◆ **EXERCISE AIM**
Give the number of lines that contain the string "document", and nothing else.
** Start of RECORD SET **
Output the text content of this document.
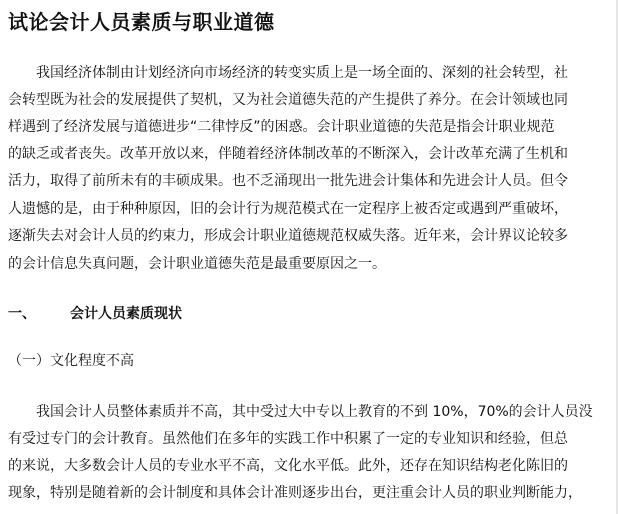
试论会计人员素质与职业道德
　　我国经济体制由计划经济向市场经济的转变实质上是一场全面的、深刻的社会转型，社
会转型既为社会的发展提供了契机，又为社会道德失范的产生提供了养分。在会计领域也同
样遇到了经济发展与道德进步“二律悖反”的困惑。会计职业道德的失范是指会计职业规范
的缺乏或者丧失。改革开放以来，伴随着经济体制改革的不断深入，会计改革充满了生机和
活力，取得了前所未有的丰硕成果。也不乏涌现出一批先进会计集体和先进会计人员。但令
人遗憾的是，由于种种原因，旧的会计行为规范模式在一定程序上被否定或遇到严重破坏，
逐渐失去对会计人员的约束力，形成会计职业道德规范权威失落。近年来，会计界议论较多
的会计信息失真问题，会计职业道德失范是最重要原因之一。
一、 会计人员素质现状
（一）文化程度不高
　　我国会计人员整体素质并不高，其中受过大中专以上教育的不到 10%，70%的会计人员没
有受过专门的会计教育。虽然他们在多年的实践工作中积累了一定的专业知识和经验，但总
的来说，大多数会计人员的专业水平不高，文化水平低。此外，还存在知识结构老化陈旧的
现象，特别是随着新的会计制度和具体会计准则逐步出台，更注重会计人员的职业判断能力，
** End of RECORD SET **
** Start of RECORD SET **
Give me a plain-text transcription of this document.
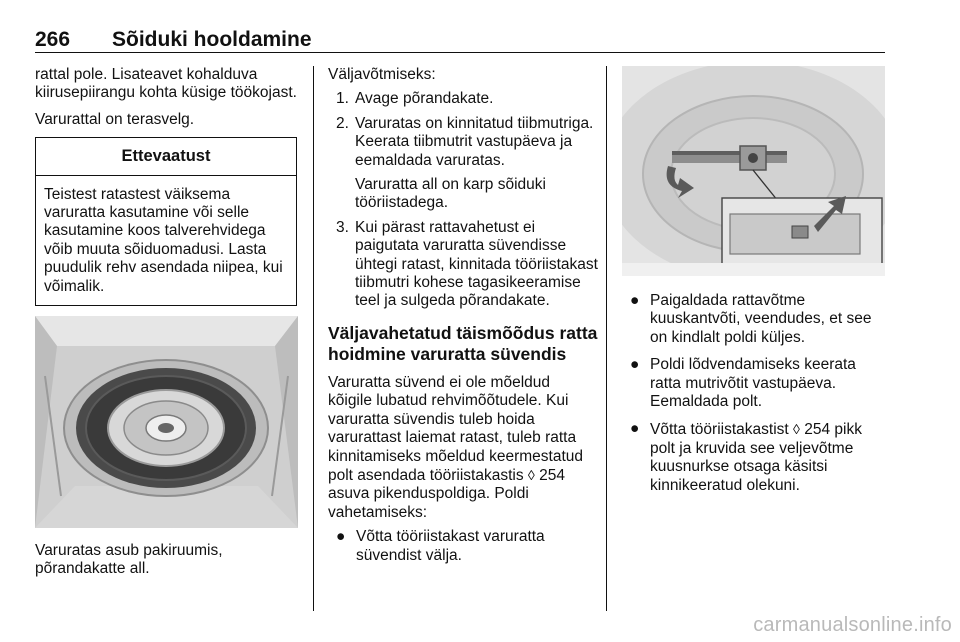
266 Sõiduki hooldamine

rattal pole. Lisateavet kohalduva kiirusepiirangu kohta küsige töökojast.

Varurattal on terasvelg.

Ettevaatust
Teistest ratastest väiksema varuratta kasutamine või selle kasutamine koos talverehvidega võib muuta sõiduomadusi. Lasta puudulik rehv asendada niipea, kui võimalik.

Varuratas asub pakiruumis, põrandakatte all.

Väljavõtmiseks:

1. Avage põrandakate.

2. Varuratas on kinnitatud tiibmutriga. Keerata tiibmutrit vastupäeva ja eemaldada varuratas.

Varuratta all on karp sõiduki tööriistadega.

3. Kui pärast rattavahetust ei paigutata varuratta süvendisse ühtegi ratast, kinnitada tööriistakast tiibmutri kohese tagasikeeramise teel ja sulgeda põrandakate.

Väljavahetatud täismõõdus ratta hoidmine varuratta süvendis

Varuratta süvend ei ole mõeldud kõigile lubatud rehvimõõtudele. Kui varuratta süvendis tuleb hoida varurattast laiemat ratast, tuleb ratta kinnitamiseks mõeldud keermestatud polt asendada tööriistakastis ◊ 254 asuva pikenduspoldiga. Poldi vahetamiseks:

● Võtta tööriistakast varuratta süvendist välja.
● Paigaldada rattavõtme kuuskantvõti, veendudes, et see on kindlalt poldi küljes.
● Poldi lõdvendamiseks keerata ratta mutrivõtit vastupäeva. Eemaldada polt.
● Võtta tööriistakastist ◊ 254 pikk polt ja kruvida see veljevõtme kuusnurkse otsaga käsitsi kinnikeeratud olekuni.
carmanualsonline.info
** End of RECORD SET **
** Start of RECORD SET **
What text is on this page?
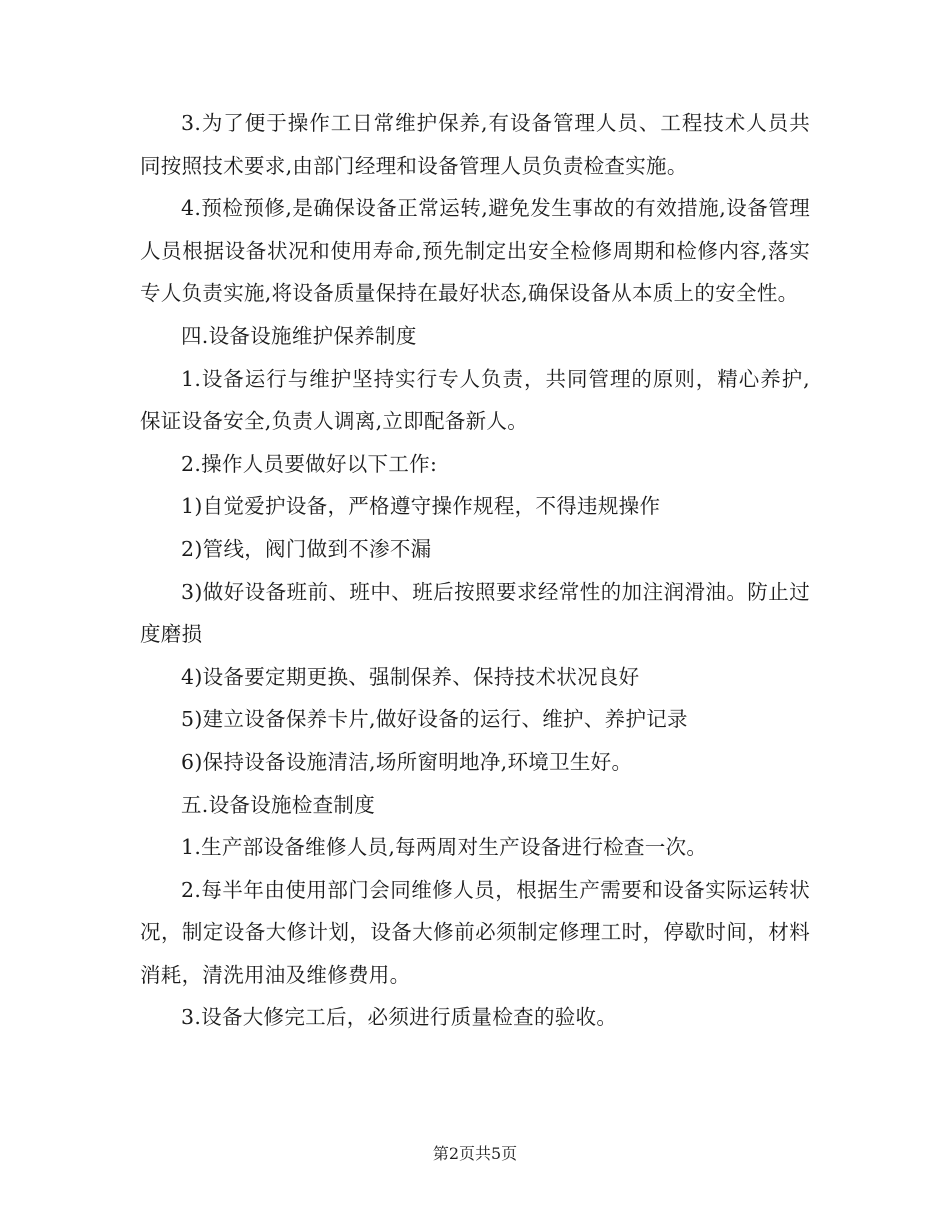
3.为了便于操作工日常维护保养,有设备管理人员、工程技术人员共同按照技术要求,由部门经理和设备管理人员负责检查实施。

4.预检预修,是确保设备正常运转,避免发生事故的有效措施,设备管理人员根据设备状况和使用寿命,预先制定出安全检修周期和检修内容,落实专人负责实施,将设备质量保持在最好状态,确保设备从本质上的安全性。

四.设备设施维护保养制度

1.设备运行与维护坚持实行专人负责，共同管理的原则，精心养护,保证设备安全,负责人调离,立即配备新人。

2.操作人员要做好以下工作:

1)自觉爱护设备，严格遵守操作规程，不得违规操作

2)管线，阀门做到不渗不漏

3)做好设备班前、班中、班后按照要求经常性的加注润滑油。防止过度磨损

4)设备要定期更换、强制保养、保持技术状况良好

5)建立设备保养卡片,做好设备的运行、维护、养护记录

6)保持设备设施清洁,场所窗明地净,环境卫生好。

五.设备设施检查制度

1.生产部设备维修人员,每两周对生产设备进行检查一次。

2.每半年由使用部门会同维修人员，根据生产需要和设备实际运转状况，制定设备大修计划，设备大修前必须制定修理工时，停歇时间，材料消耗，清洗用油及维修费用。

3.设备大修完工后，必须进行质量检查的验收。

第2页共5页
** End of RECORD SET **
◆ **THE ANSWER**
2